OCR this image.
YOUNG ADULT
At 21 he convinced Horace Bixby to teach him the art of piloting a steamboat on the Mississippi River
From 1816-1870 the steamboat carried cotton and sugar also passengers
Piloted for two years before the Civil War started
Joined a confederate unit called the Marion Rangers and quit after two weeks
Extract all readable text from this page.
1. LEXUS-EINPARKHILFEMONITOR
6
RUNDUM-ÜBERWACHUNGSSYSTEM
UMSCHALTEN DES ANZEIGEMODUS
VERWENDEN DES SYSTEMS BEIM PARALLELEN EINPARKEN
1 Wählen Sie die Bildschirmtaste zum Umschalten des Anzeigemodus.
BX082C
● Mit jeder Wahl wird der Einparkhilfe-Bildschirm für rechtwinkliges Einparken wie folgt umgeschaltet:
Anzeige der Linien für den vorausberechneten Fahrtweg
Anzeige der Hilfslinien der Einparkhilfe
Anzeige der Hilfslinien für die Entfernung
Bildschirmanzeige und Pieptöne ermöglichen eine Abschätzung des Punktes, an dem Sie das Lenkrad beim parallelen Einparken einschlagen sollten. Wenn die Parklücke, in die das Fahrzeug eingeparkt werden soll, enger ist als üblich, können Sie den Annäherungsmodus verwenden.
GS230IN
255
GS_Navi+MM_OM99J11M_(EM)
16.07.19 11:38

# # # #

WHAT YOU NEED TO DO: Each line with the string "steamboat" in it needs to be found and copied.

WORKED SOLUTION:
At 21 he convinced Horace Bixby to teach him the art of piloting a steamboat on the Mississippi River
From 1816-1870 the steamboat carried cotton and sugar also passengers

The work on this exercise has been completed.